What to produce:
Find each line with the string "title" and copy it.

Task data:
※

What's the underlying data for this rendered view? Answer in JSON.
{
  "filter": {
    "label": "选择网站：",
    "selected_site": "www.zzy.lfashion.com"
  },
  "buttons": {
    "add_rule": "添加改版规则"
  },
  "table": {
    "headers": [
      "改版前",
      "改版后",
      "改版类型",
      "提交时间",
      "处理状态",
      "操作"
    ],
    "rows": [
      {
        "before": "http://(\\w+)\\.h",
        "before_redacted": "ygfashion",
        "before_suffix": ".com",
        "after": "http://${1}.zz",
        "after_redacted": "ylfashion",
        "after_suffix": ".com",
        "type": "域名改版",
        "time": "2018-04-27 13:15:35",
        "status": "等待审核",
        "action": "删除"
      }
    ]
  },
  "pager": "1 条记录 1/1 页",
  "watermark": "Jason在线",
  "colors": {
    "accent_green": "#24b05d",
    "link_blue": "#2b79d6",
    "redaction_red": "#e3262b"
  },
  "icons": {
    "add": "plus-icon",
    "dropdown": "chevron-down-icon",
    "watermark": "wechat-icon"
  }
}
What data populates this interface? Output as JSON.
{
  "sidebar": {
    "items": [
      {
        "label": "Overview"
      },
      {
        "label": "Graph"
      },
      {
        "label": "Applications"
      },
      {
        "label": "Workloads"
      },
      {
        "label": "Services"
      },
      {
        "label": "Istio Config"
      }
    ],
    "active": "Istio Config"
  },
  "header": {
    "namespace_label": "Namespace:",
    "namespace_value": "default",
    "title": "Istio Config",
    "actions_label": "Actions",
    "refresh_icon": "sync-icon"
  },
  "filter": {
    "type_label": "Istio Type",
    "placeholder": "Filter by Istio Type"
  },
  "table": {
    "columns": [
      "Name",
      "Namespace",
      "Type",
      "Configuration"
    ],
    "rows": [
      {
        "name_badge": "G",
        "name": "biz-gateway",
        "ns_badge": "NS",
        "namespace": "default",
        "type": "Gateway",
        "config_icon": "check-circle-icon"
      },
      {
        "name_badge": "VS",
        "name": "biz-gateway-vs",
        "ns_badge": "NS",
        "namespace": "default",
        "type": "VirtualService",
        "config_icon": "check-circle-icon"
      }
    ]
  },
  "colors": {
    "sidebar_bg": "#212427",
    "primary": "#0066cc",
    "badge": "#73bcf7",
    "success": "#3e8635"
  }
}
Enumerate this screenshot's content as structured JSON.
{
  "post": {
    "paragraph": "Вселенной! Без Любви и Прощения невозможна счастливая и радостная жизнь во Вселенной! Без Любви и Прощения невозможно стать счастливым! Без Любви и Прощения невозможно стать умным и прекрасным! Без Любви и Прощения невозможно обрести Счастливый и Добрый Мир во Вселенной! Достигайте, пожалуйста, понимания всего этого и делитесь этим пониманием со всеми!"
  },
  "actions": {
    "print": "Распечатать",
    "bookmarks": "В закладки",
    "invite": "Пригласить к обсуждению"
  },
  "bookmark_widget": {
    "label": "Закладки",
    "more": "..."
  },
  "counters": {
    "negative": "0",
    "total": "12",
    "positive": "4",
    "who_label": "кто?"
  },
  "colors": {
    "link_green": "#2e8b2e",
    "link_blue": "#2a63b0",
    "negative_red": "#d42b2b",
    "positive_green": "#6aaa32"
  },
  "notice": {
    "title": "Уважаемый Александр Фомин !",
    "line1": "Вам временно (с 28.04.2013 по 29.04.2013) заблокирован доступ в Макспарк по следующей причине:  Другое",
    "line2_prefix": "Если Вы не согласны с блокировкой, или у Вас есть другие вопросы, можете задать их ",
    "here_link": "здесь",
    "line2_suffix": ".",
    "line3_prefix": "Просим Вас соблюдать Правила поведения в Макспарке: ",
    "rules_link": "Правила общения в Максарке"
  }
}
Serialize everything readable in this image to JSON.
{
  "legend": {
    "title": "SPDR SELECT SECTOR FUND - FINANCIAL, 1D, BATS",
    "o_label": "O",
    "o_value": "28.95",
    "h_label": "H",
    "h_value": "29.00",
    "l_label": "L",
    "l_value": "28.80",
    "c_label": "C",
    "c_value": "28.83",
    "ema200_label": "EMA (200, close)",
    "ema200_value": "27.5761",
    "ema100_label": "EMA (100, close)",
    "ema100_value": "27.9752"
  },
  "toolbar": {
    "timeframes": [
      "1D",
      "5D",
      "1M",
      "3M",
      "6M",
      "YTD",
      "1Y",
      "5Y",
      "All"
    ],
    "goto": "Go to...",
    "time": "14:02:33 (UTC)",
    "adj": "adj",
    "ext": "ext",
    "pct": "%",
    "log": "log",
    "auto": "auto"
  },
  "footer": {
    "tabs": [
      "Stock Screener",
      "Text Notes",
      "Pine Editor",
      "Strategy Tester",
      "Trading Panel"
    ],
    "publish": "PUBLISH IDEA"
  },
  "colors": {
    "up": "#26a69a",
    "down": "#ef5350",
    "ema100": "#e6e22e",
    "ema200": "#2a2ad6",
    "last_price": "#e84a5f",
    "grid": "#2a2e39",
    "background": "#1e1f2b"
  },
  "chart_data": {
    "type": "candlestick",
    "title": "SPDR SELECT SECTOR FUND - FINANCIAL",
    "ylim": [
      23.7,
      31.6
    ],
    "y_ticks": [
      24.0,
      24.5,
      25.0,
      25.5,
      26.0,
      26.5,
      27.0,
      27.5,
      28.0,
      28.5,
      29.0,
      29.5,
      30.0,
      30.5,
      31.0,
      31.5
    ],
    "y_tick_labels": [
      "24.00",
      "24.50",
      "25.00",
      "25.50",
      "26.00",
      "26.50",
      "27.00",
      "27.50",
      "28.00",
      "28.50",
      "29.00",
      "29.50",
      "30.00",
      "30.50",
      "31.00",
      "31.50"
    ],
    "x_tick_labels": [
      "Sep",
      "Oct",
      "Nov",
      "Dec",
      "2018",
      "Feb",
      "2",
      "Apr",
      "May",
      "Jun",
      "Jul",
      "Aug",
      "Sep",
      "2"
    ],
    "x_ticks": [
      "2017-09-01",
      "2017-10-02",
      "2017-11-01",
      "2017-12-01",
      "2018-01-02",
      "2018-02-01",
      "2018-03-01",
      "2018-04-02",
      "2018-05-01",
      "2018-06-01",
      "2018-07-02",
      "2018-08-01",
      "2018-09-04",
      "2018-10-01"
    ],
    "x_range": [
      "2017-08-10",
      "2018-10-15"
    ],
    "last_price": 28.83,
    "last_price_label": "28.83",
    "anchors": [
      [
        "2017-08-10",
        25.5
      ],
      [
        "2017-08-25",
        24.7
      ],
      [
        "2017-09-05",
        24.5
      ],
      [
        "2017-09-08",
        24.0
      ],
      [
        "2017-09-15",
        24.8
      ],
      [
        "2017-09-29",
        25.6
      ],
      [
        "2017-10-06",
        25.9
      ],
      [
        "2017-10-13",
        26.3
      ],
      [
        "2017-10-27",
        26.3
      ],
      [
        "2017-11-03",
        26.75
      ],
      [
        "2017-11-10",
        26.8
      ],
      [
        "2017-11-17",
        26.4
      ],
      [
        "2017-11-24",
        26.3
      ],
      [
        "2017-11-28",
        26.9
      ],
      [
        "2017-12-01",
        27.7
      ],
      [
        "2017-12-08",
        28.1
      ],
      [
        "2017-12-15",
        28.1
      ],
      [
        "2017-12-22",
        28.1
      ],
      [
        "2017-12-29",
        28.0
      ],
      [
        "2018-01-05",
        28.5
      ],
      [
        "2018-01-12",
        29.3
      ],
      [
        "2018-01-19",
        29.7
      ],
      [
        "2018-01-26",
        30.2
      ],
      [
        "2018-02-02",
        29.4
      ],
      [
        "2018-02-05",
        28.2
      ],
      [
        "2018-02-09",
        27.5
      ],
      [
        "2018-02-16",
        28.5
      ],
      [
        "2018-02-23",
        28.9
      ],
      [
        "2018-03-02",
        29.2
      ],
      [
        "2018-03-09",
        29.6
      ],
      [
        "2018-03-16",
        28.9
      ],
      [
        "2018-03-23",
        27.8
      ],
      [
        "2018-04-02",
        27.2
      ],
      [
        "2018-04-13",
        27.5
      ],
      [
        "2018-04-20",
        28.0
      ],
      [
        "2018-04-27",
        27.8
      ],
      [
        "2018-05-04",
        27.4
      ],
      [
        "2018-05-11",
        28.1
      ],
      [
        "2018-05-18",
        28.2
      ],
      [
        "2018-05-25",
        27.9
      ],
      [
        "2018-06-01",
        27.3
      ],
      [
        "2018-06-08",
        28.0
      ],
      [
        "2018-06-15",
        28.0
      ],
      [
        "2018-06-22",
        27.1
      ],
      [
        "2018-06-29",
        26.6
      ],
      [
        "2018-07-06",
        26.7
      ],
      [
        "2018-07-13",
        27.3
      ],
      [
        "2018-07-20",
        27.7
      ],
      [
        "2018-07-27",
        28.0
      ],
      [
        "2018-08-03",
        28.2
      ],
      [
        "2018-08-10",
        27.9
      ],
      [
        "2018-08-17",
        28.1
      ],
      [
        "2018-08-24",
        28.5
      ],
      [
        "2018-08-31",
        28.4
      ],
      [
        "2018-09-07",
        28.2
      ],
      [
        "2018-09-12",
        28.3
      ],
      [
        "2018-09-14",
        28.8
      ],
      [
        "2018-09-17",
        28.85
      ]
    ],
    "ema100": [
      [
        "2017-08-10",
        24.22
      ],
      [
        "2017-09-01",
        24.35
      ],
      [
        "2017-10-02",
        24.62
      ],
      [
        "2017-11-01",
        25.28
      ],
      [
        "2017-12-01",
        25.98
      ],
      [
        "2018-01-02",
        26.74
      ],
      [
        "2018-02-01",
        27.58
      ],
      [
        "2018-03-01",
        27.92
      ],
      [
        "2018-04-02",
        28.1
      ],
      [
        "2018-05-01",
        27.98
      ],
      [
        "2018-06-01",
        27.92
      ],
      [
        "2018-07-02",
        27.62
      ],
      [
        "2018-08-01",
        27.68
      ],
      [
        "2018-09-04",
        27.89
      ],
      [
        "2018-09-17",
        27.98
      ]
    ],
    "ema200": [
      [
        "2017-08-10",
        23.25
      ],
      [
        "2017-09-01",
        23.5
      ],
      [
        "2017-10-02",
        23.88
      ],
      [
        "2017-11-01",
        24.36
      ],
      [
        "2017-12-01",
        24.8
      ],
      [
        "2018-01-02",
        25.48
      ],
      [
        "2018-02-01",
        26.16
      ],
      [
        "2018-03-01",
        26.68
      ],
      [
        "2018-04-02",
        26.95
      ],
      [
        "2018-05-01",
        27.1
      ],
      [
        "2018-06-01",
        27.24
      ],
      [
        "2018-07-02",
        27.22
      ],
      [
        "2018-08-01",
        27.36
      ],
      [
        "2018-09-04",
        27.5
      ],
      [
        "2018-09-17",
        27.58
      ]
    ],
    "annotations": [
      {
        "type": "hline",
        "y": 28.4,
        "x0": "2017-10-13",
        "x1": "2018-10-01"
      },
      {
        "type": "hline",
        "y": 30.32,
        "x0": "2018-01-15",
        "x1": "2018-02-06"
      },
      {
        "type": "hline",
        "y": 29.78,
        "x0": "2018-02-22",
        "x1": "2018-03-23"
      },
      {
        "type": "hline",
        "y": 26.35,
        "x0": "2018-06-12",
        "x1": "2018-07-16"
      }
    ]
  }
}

※

Task output:
    "title": "Istio Config",
    "title": "Уважаемый Александр Фомин !",
    "title": "SPDR SELECT SECTOR FUND - FINANCIAL, 1D, BATS",
    "title": "SPDR SELECT SECTOR FUND - FINANCIAL",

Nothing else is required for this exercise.